§ **Problem details**: Search the material for the word "will" and copy each line that holds it.

§ **Data section**:
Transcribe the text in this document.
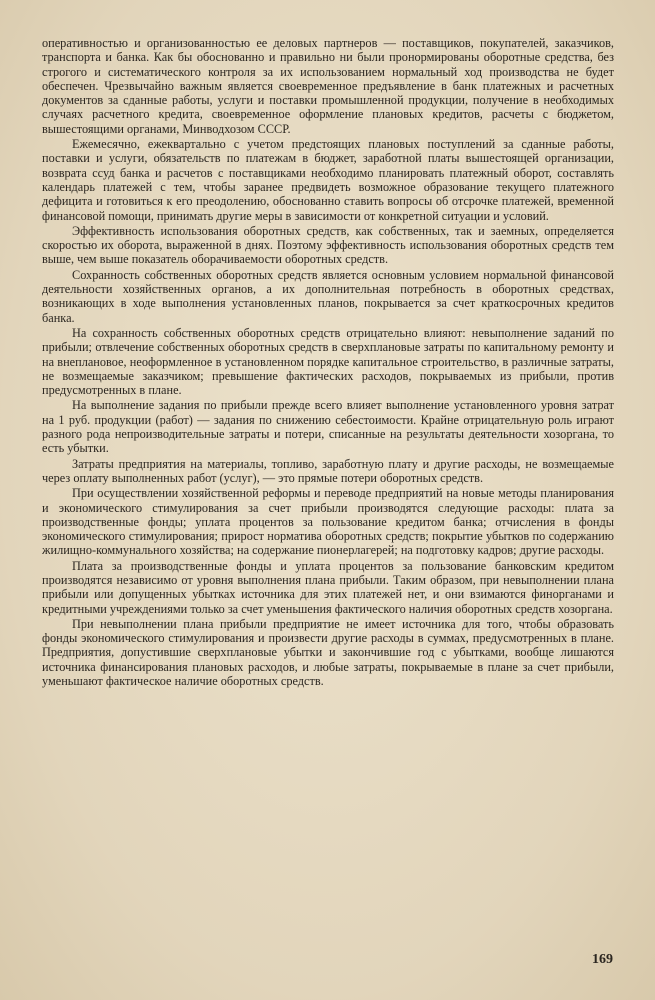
оперативностью и организованностью ее деловых партнеров — поставщиков, покупателей, заказчиков, транспорта и банка. Как бы обоснованно и правильно ни были пронормированы оборотные средства, без строгого и систематического контроля за их использованием нормальный ход производства не будет обеспечен. Чрезвычайно важным является своевременное предъявление в банк платежных и расчетных документов за сданные работы, услуги и поставки промышленной продукции, получение в необходимых случаях расчетного кредита, своевременное оформление плановых кредитов, расчеты с бюджетом, вышестоящими органами, Минводхозом СССР.

Ежемесячно, ежеквартально с учетом предстоящих плановых поступлений за сданные работы, поставки и услуги, обязательств по платежам в бюджет, заработной платы вышестоящей организации, возврата ссуд банка и расчетов с поставщиками необходимо планировать платежный оборот, составлять календарь платежей с тем, чтобы заранее предвидеть возможное образование текущего платежного дефицита и готовиться к его преодолению, обоснованно ставить вопросы об отсрочке платежей, временной финансовой помощи, принимать другие меры в зависимости от конкретной ситуации и условий.

Эффективность использования оборотных средств, как собственных, так и заемных, определяется скоростью их оборота, выраженной в днях. Поэтому эффективность использования оборотных средств тем выше, чем выше показатель оборачиваемости оборотных средств.

Сохранность собственных оборотных средств является основным условием нормальной финансовой деятельности хозяйственных органов, а их дополнительная потребность в оборотных средствах, возникающих в ходе выполнения установленных планов, покрывается за счет краткосрочных кредитов банка.

На сохранность собственных оборотных средств отрицательно влияют: невыполнение заданий по прибыли; отвлечение собственных оборотных средств в сверхплановые затраты по капитальному ремонту и на внеплановое, неоформленное в установленном порядке капитальное строительство, в различные затраты, не возмещаемые заказчиком; превышение фактических расходов, покрываемых из прибыли, против предусмотренных в плане.

На выполнение задания по прибыли прежде всего влияет выполнение установленного уровня затрат на 1 руб. продукции (работ) — задания по снижению себестоимости. Крайне отрицательную роль играют разного рода непроизводительные затраты и потери, списанные на результаты деятельности хозоргана, то есть убытки.

Затраты предприятия на материалы, топливо, заработную плату и другие расходы, не возмещаемые через оплату выполненных работ (услуг), — это прямые потери оборотных средств.

При осуществлении хозяйственной реформы и переводе предприятий на новые методы планирования и экономического стимулирования за счет прибыли производятся следующие расходы: плата за производственные фонды; уплата процентов за пользование кредитом банка; отчисления в фонды экономического стимулирования; прирост норматива оборотных средств; покрытие убытков по содержанию жилищно-коммунального хозяйства; на содержание пионерлагерей; на подготовку кадров; другие расходы.

Плата за производственные фонды и уплата процентов за пользование банковским кредитом производятся независимо от уровня выполнения плана прибыли. Таким образом, при невыполнении плана прибыли или допущенных убытках источника для этих платежей нет, и они взимаются финорганами и кредитными учреждениями только за счет уменьшения фактического наличия оборотных средств хозоргана.

При невыполнении плана прибыли предприятие не имеет источника для того, чтобы образовать фонды экономического стимулирования и произвести другие расходы в суммах, предусмотренных в плане. Предприятия, допустившие сверхплановые убытки и закончившие год с убытками, вообще лишаются источника финансирования плановых расходов, и любые затраты, покрываемые в плане за счет прибыли, уменьшают фактическое наличие оборотных средств.

169
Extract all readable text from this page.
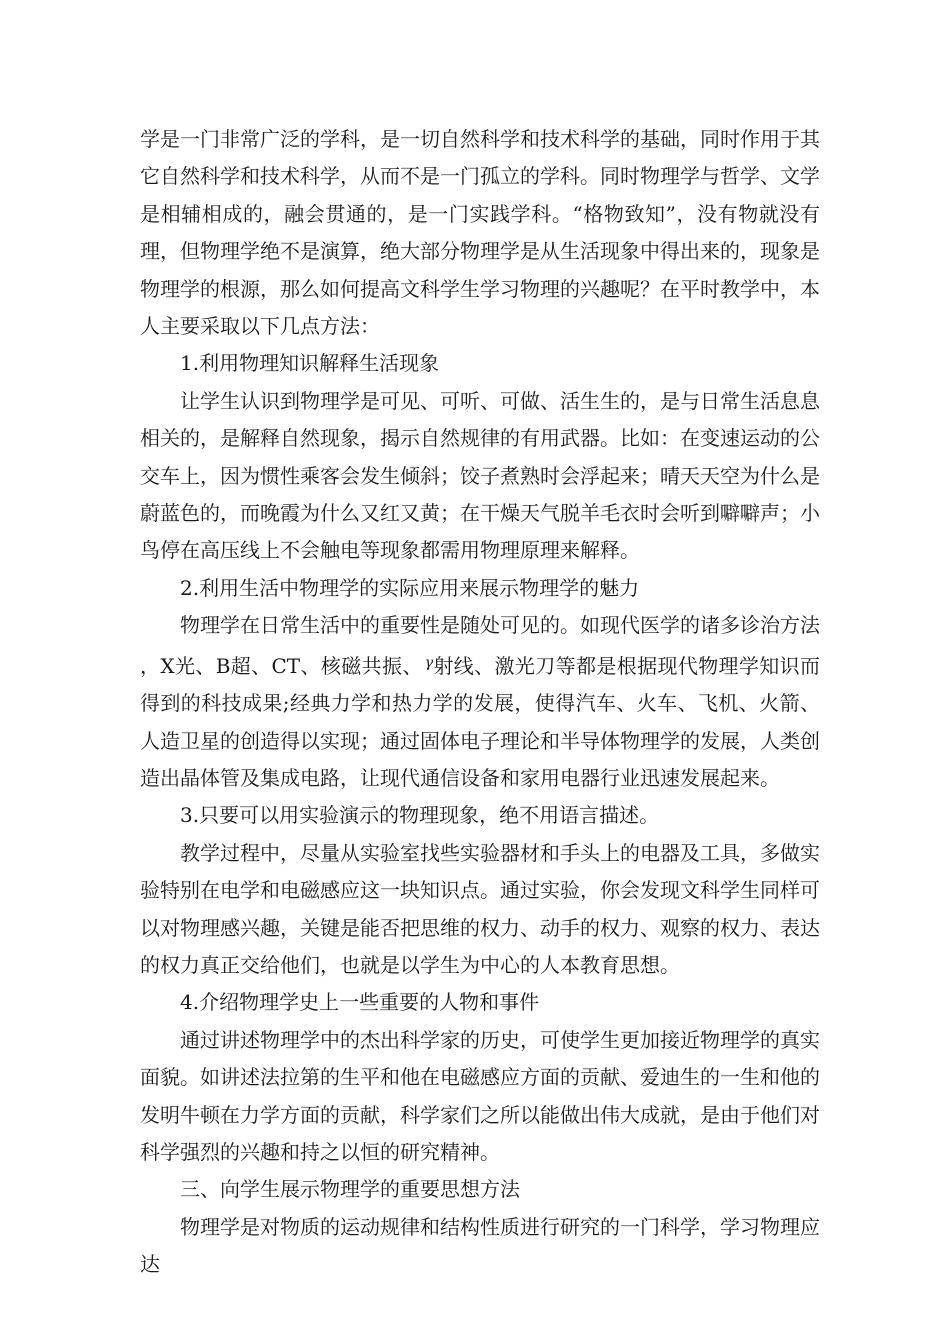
学是一门非常广泛的学科，是一切自然科学和技术科学的基础，同时作用于其它自然科学和技术科学，从而不是一门孤立的学科。同时物理学与哲学、文学是相辅相成的，融会贯通的，是一门实践学科。“格物致知”，没有物就没有理，但物理学绝不是演算，绝大部分物理学是从生活现象中得出来的，现象是物理学的根源，那么如何提高文科学生学习物理的兴趣呢？在平时教学中，本人主要采取以下几点方法：

1.利用物理知识解释生活现象

让学生认识到物理学是可见、可听、可做、活生生的，是与日常生活息息相关的，是解释自然现象，揭示自然规律的有用武器。比如：在变速运动的公交车上，因为惯性乘客会发生倾斜；饺子煮熟时会浮起来；晴天天空为什么是蔚蓝色的，而晚霞为什么又红又黄；在干燥天气脱羊毛衣时会听到噼噼声；小鸟停在高压线上不会触电等现象都需用物理原理来解释。

2.利用生活中物理学的实际应用来展示物理学的魅力

物理学在日常生活中的重要性是随处可见的。如现代医学的诸多诊治方法 ，X光、B超、CT、核磁共振、 $^\gamma$射线、激光刀等都是根据现代物理学知识而得到的科技成果;经典力学和热力学的发展，使得汽车、火车、飞机、火箭、人造卫星的创造得以实现；通过固体电子理论和半导体物理学的发展，人类创造出晶体管及集成电路，让现代通信设备和家用电器行业迅速发展起来。

3.只要可以用实验演示的物理现象，绝不用语言描述。

教学过程中，尽量从实验室找些实验器材和手头上的电器及工具，多做实验特别在电学和电磁感应这一块知识点。通过实验，你会发现文科学生同样可以对物理感兴趣，关键是能否把思维的权力、动手的权力、观察的权力、表达的权力真正交给他们，也就是以学生为中心的人本教育思想。

4.介绍物理学史上一些重要的人物和事件

通过讲述物理学中的杰出科学家的历史，可使学生更加接近物理学的真实面貌。如讲述法拉第的生平和他在电磁感应方面的贡献、爱迪生的一生和他的发明牛顿在力学方面的贡献，科学家们之所以能做出伟大成就，是由于他们对科学强烈的兴趣和持之以恒的研究精神。

三、向学生展示物理学的重要思想方法

物理学是对物质的运动规律和结构性质进行研究的一门科学，学习物理应达
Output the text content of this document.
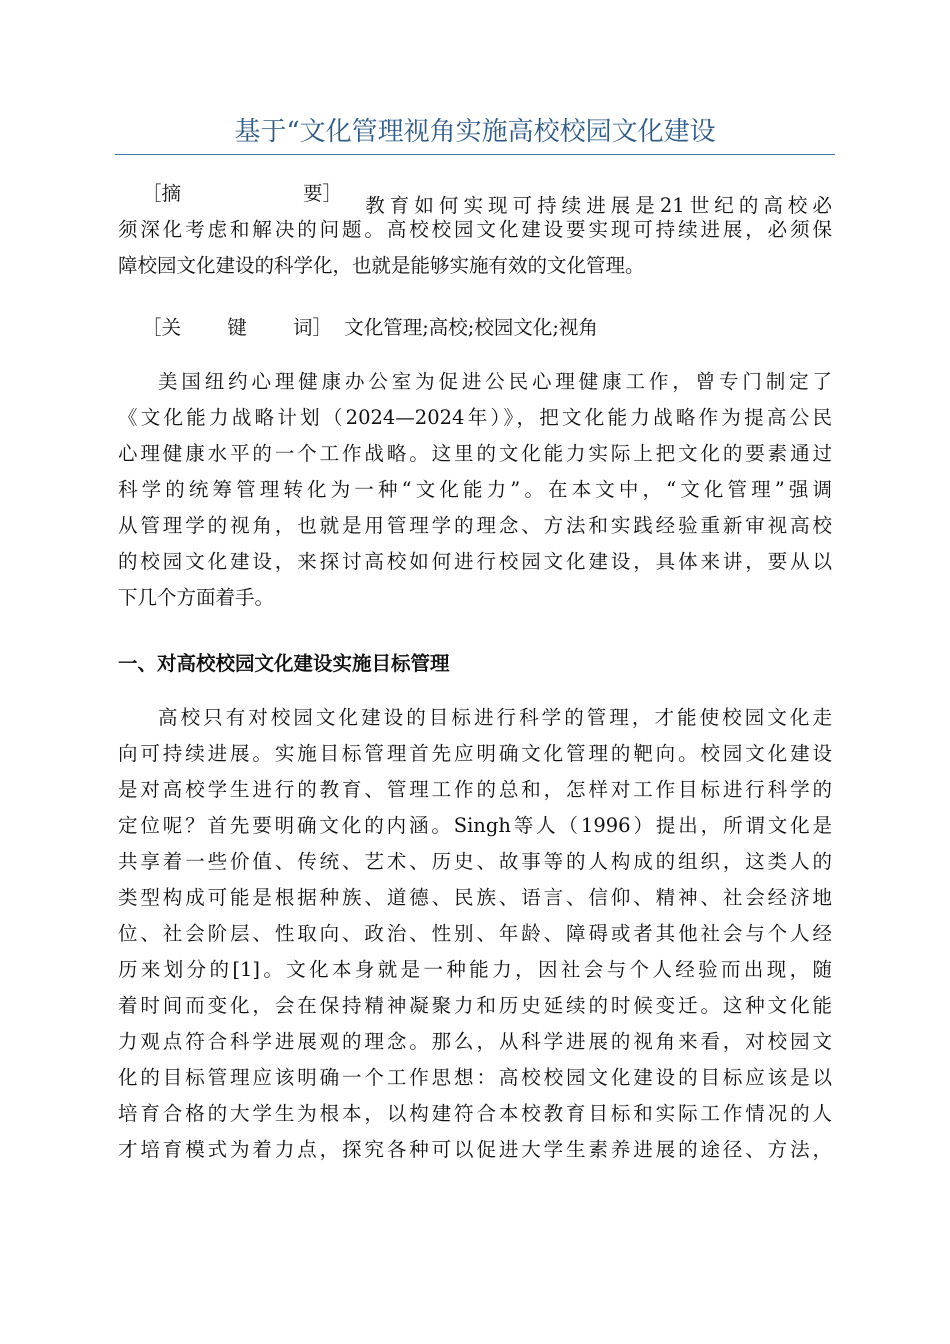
基于“文化管理视角实施高校校园文化建设
［摘	要］
教育如何实现可持续进展是21世纪的高校必
须深化考虑和解决的问题。高校校园文化建设要实现可持续进展，必须保
障校园文化建设的科学化，也就是能够实施有效的文化管理。
［关 键 词］ 文化管理;高校;校园文化;视角
美国纽约心理健康办公室为促进公民心理健康工作，曾专门制定了
《文化能力战略计划（2024—2024年）》，把文化能力战略作为提高公民
心理健康水平的一个工作战略。这里的文化能力实际上把文化的要素通过
科学的统筹管理转化为一种“文化能力”。在本文中，“文化管理”强调
从管理学的视角，也就是用管理学的理念、方法和实践经验重新审视高校
的校园文化建设，来探讨高校如何进行校园文化建设，具体来讲，要从以
下几个方面着手。
一、对高校校园文化建设实施目标管理
高校只有对校园文化建设的目标进行科学的管理，才能使校园文化走
向可持续进展。实施目标管理首先应明确文化管理的靶向。校园文化建设
是对高校学生进行的教育、管理工作的总和，怎样对工作目标进行科学的
定位呢？首先要明确文化的内涵。Singh等人（1996）提出，所谓文化是
共享着一些价值、传统、艺术、历史、故事等的人构成的组织，这类人的
类型构成可能是根据种族、道德、民族、语言、信仰、精神、社会经济地
位、社会阶层、性取向、政治、性别、年龄、障碍或者其他社会与个人经
历来划分的[1]。文化本身就是一种能力，因社会与个人经验而出现，随
着时间而变化，会在保持精神凝聚力和历史延续的时候变迁。这种文化能
力观点符合科学进展观的理念。那么，从科学进展的视角来看，对校园文
化的目标管理应该明确一个工作思想：高校校园文化建设的目标应该是以
培育合格的大学生为根本，以构建符合本校教育目标和实际工作情况的人
才培育模式为着力点，探究各种可以促进大学生素养进展的途径、方法，
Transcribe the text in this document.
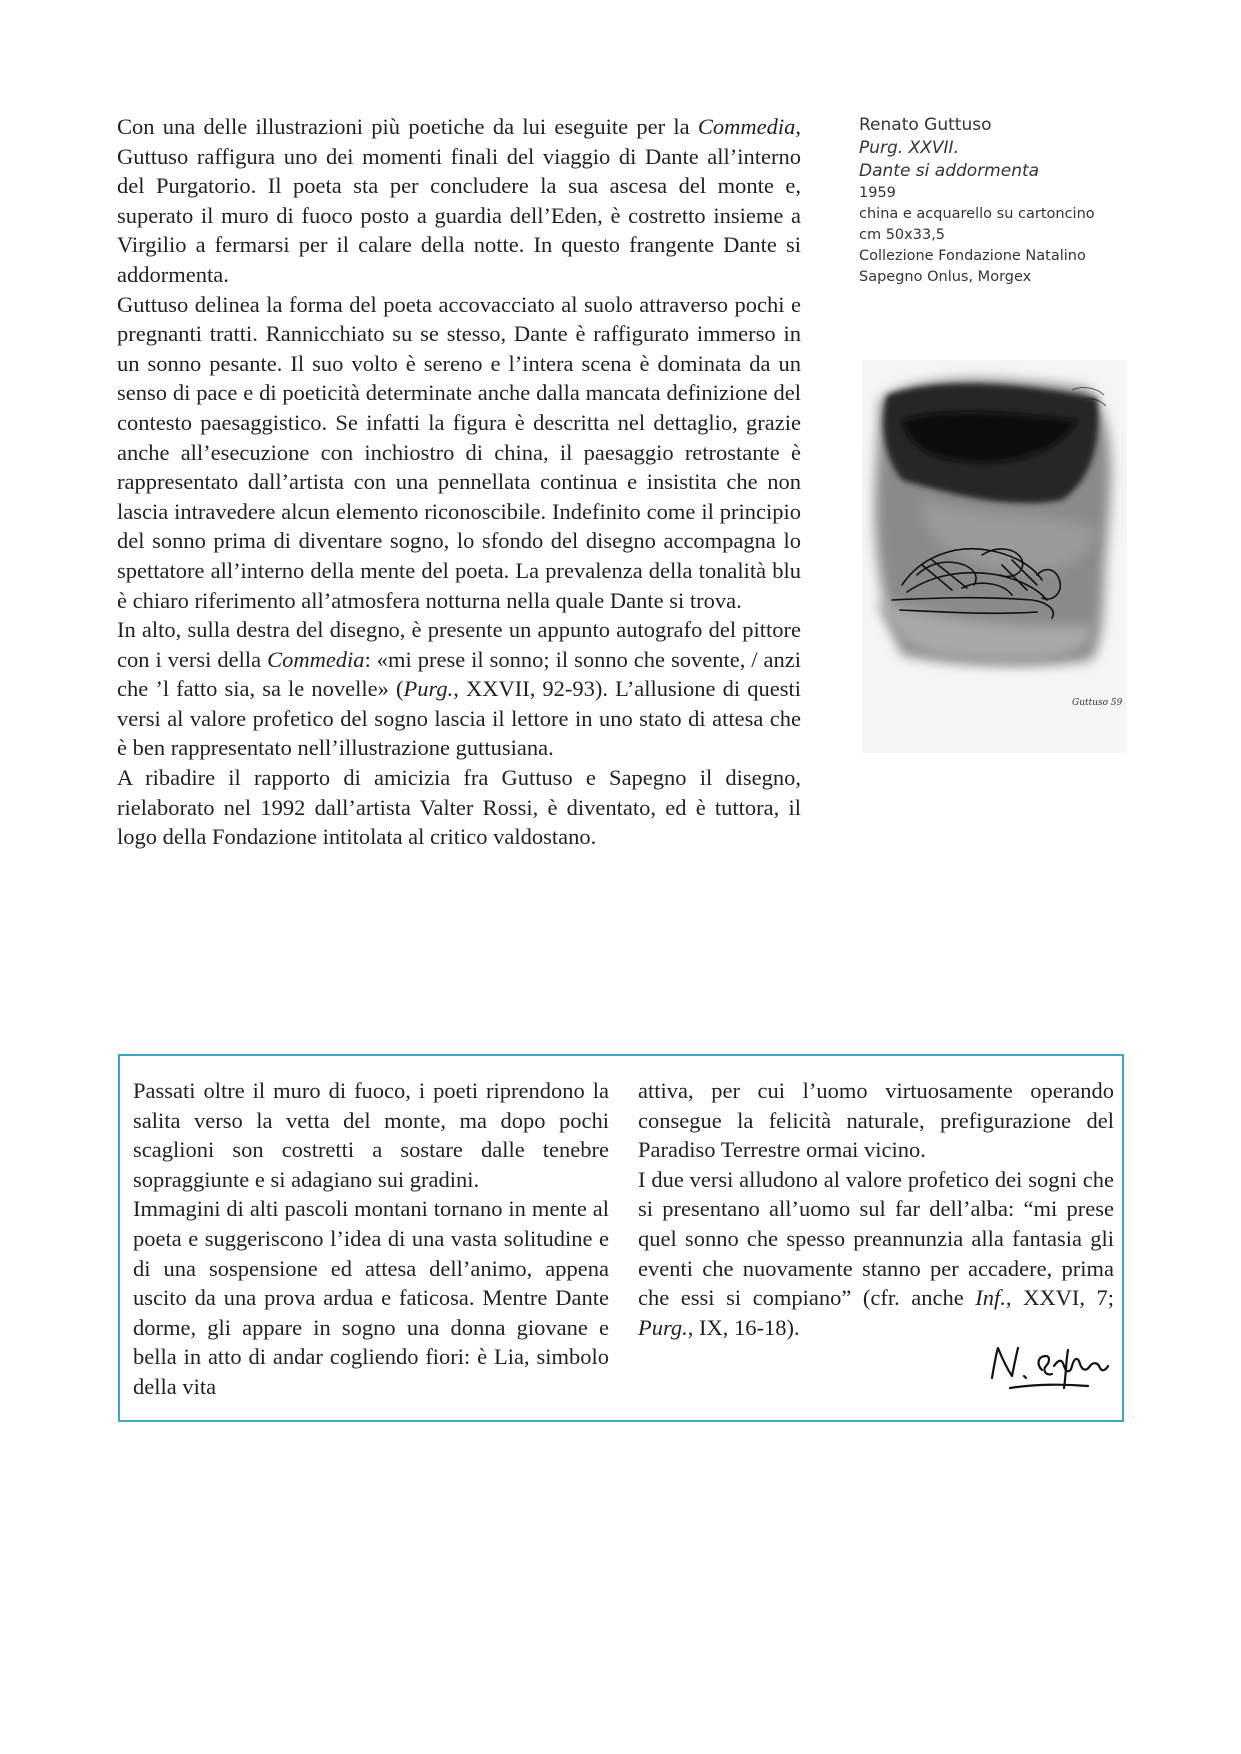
Con una delle illustrazioni più poetiche da lui eseguite per la Commedia, Guttuso raffigura uno dei momenti finali del viaggio di Dante all’interno del Purgatorio. Il poeta sta per concludere la sua ascesa del monte e, superato il muro di fuoco posto a guardia dell’Eden, è costretto insieme a Virgilio a fermarsi per il calare della notte. In questo frangente Dante si addormenta.

Guttuso delinea la forma del poeta accovacciato al suolo attraverso pochi e pregnanti tratti. Rannicchiato su se stesso, Dante è raffigurato immerso in un sonno pesante. Il suo volto è sereno e l’intera scena è dominata da un senso di pace e di poeticità determinate anche dalla mancata definizione del contesto paesaggistico. Se infatti la figura è descritta nel dettaglio, grazie anche all’esecuzione con inchiostro di china, il paesaggio retrostante è rappresentato dall’artista con una pennellata continua e insistita che non lascia intravedere alcun elemento riconoscibile. Indefinito come il principio del sonno prima di diventare sogno, lo sfondo del disegno accompagna lo spettatore all’interno della mente del poeta. La prevalenza della tonalità blu è chiaro riferimento all’atmosfera notturna nella quale Dante si trova.

In alto, sulla destra del disegno, è presente un appunto autografo del pittore con i versi della Commedia: «mi prese il sonno; il sonno che sovente, / anzi che ’l fatto sia, sa le novelle» (Purg., XXVII, 92-93). L’allusione di questi versi al valore profetico del sogno lascia il lettore in uno stato di attesa che è ben rappresentato nell’illustrazione guttusiana.

A ribadire il rapporto di amicizia fra Guttuso e Sapegno il disegno, rielaborato nel 1992 dall’artista Valter Rossi, è diventato, ed è tuttora, il logo della Fondazione intitolata al critico valdostano.

Renato Guttuso
Purg. XXVII.
Dante si addormenta
1959
china e acquarello su cartoncino
cm 50x33,5
Collezione Fondazione Natalino
Sapegno Onlus, Morgex
Guttuso 59

Passati oltre il muro di fuoco, i poeti riprendono la salita verso la vetta del monte, ma dopo pochi scaglioni son costretti a sostare dalle tenebre sopraggiunte e si adagiano sui gradini.

Immagini di alti pascoli montani tornano in mente al poeta e suggeriscono l’idea di una vasta solitudine e di una sospensione ed attesa dell’animo, appena uscito da una prova ardua e faticosa. Mentre Dante dorme, gli appare in sogno una donna giovane e bella in atto di andar cogliendo fiori: è Lia, simbolo della vita

attiva, per cui l’uomo virtuosamente operando consegue la felicità naturale, prefigurazione del Paradiso Terrestre ormai vicino.

I due versi alludono al valore profetico dei sogni che si presentano all’uomo sul far dell’alba: “mi prese quel sonno che spesso preannunzia alla fantasia gli eventi che nuovamente stanno per accadere, prima che essi si compiano” (cfr. anche Inf., XXVI, 7; Purg., IX, 16-18).
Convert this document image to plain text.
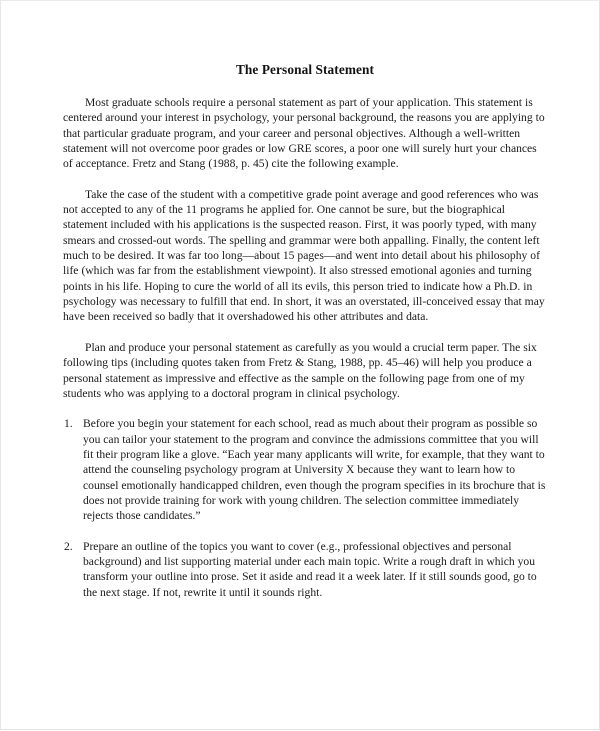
The Personal Statement

Most graduate schools require a personal statement as part of your application. This statement is centered around your interest in psychology, your personal background, the reasons you are applying to that particular graduate program, and your career and personal objectives. Although a well-written statement will not overcome poor grades or low GRE scores, a poor one will surely hurt your chances of acceptance. Fretz and Stang (1988, p. 45) cite the following example.

Take the case of the student with a competitive grade point average and good references who was not accepted to any of the 11 programs he applied for. One cannot be sure, but the biographical statement included with his applications is the suspected reason. First, it was poorly typed, with many smears and crossed-out words. The spelling and grammar were both appalling. Finally, the content left much to be desired. It was far too long—about 15 pages—and went into detail about his philosophy of life (which was far from the establishment viewpoint). It also stressed emotional agonies and turning points in his life. Hoping to cure the world of all its evils, this person tried to indicate how a Ph.D. in psychology was necessary to fulfill that end. In short, it was an overstated, ill-conceived essay that may have been received so badly that it overshadowed his other attributes and data.

Plan and produce your personal statement as carefully as you would a crucial term paper. The six following tips (including quotes taken from Fretz & Stang, 1988, pp. 45–46) will help you produce a personal statement as impressive and effective as the sample on the following page from one of my students who was applying to a doctoral program in clinical psychology.

1. Before you begin your statement for each school, read as much about their program as possible so you can tailor your statement to the program and convince the admissions committee that you will fit their program like a glove. “Each year many applicants will write, for example, that they want to attend the counseling psychology program at University X because they want to learn how to counsel emotionally handicapped children, even though the program specifies in its brochure that is does not provide training for work with young children. The selection committee immediately rejects those candidates.”
2. Prepare an outline of the topics you want to cover (e.g., professional objectives and personal background) and list supporting material under each main topic. Write a rough draft in which you transform your outline into prose. Set it aside and read it a week later. If it still sounds good, go to the next stage. If not, rewrite it until it sounds right.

§ **Solution for this task**:
Most graduate schools require a personal statement as part of your application. This statement is centered around your interest in psychology, your personal background, the reasons you are applying to that particular graduate program, and your career and personal objectives. Although a well-written statement will not overcome poor grades or low GRE scores, a poor one will surely hurt your chances of acceptance. Fretz and Stang (1988, p. 45) cite the following example.
Plan and produce your personal statement as carefully as you would a crucial term paper. The six following tips (including quotes taken from Fretz & Stang, 1988, pp. 45–46) will help you produce a personal statement as impressive and effective as the sample on the following page from one of my students who was applying to a doctoral program in clinical psychology.
1. Before you begin your statement for each school, read as much about their program as possible so you can tailor your statement to the program and convince the admissions committee that you will fit their program like a glove. “Each year many applicants will write, for example, that they want to attend the counseling psychology program at University X because they want to learn how to counsel emotionally handicapped children, even though the program specifies in its brochure that is does not provide training for work with young children. The selection committee immediately rejects those candidates.”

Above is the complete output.